__Work to do__
Collect every line below that contains the word "verir".
=== Items ===
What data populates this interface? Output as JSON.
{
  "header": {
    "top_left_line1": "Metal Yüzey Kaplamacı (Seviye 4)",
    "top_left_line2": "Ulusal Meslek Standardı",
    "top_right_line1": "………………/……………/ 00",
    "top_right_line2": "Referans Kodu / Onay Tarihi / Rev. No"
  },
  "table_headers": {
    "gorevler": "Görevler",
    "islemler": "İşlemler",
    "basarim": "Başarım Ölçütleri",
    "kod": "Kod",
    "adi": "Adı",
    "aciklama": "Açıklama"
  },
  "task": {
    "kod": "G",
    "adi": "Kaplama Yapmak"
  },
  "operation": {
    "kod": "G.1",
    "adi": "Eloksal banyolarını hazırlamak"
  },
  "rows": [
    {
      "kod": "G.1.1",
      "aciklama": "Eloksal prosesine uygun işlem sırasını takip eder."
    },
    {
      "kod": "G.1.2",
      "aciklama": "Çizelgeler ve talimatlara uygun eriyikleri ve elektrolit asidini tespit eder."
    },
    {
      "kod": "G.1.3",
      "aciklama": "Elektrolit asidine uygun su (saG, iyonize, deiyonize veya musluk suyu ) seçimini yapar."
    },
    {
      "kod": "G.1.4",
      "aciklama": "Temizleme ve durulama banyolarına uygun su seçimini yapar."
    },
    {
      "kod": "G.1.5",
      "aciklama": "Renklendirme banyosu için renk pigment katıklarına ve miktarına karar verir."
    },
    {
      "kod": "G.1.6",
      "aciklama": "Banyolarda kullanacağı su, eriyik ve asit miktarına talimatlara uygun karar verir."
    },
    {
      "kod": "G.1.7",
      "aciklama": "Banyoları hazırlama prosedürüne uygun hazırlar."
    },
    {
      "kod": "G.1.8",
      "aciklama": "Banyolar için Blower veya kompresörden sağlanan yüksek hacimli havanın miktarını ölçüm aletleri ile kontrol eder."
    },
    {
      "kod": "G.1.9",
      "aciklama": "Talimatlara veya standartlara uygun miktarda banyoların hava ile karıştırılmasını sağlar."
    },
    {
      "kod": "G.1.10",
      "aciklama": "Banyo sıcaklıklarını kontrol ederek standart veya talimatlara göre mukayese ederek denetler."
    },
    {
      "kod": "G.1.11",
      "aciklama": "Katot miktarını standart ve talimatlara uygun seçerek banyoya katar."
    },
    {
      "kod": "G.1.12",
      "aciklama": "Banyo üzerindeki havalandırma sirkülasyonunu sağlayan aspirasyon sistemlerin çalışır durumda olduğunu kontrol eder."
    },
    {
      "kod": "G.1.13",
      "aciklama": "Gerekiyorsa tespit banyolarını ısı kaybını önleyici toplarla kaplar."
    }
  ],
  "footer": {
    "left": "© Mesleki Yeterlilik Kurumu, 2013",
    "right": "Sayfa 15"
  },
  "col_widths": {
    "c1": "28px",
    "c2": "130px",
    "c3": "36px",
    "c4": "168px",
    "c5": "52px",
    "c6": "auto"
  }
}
===
__Problem solution__
      "aciklama": "Renklendirme banyosu için renk pigment katıklarına ve miktarına karar verir."
      "aciklama": "Banyolarda kullanacağı su, eriyik ve asit miktarına talimatlara uygun karar verir."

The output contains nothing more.